Find and return each line containing "title".
______
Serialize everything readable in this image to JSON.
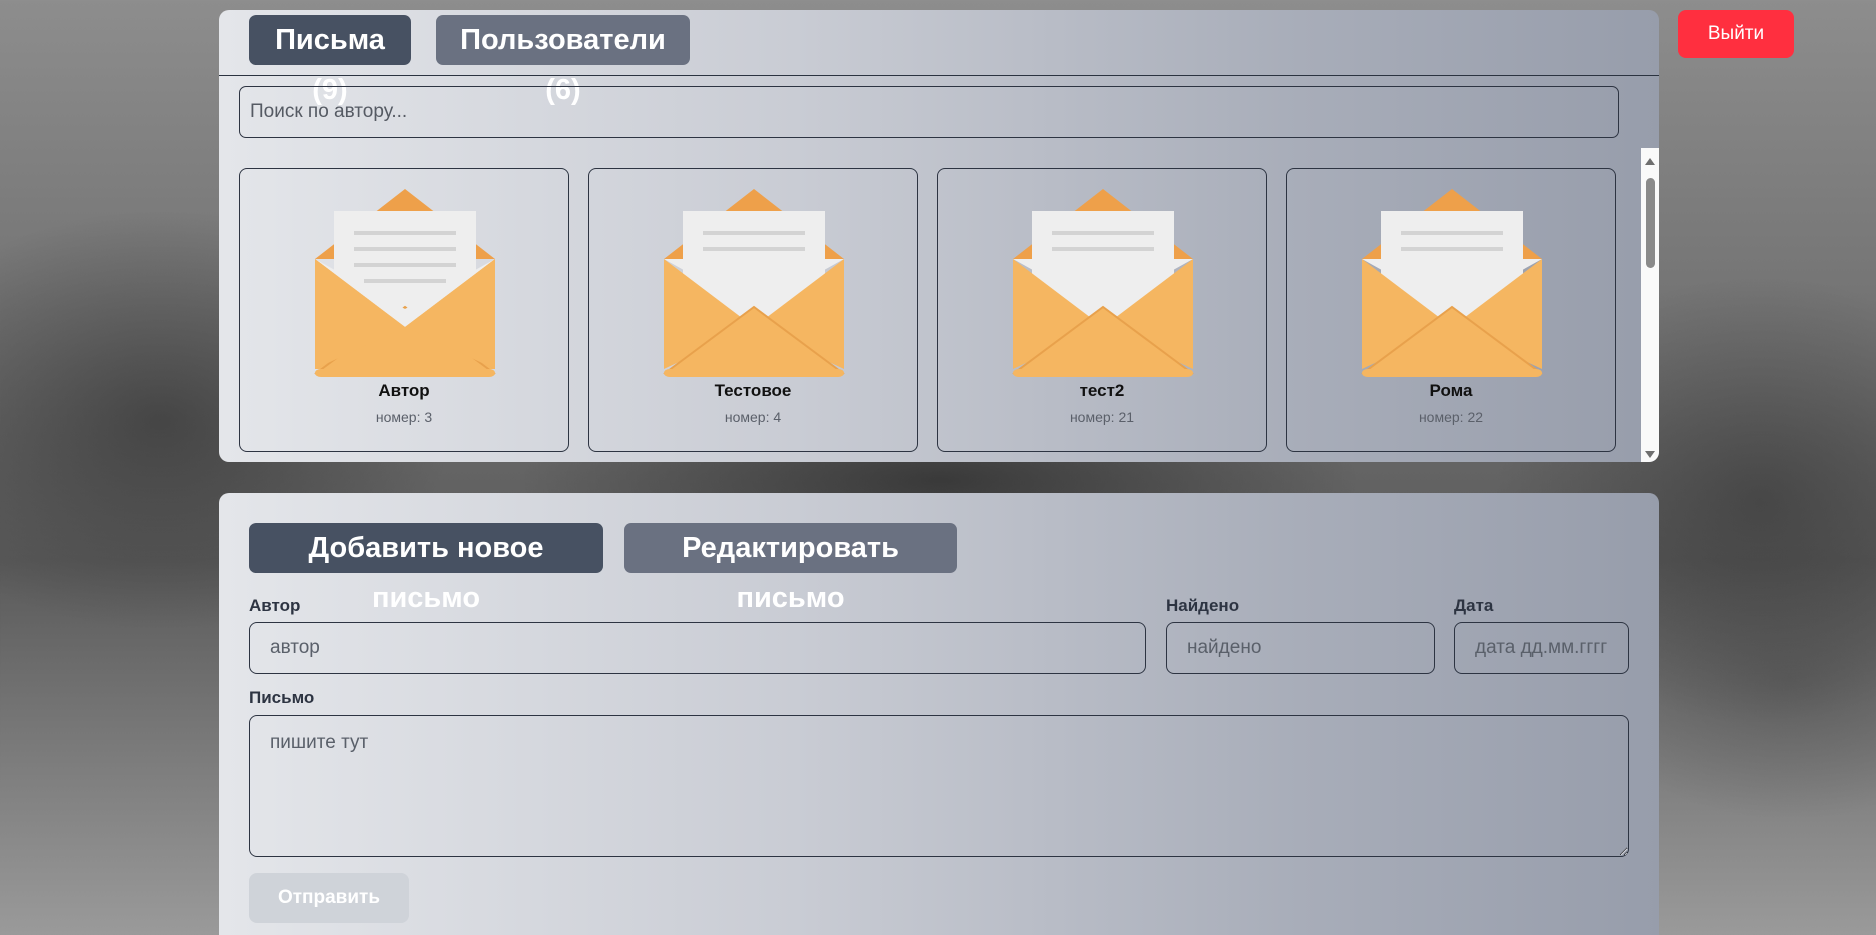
{
  "header": {
    "logout_label": "Выйти"
  },
  "top_panel": {
    "tabs": [
      {
        "label": "Письма (9)",
        "active": true
      },
      {
        "label": "Пользователи (6)",
        "active": false
      }
    ],
    "search": {
      "placeholder": "Поиск по автору...",
      "value": ""
    },
    "cards": [
      {
        "title": "Автор",
        "number": "номер: 3",
        "icon": "envelope-letter-icon"
      },
      {
        "title": "Тестовое",
        "number": "номер: 4",
        "icon": "envelope-letter-icon"
      },
      {
        "title": "тест2",
        "number": "номер: 21",
        "icon": "envelope-letter-icon"
      },
      {
        "title": "Рома",
        "number": "номер: 22",
        "icon": "envelope-letter-icon"
      }
    ]
  },
  "form_panel": {
    "tabs": [
      {
        "label": "Добавить новое письмо",
        "active": true
      },
      {
        "label": "Редактировать письмо",
        "active": false
      }
    ],
    "fields": {
      "author": {
        "label": "Автор",
        "placeholder": "автор",
        "value": ""
      },
      "found": {
        "label": "Найдено",
        "placeholder": "найдено",
        "value": ""
      },
      "date": {
        "label": "Дата",
        "placeholder": "дата дд.мм.гггг",
        "value": ""
      },
      "letter": {
        "label": "Письмо",
        "placeholder": "пишите тут",
        "value": ""
      }
    },
    "submit_label": "Отправить"
  },
  "colors": {
    "logout": "#ff2f3f",
    "active_tab": "#475162",
    "inactive_tab": "#6a7181",
    "envelope": "#f5b661"
  }
}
______
Worked solution:
        "title": "Автор",
        "title": "Тестовое",
        "title": "тест2",
        "title": "Рома",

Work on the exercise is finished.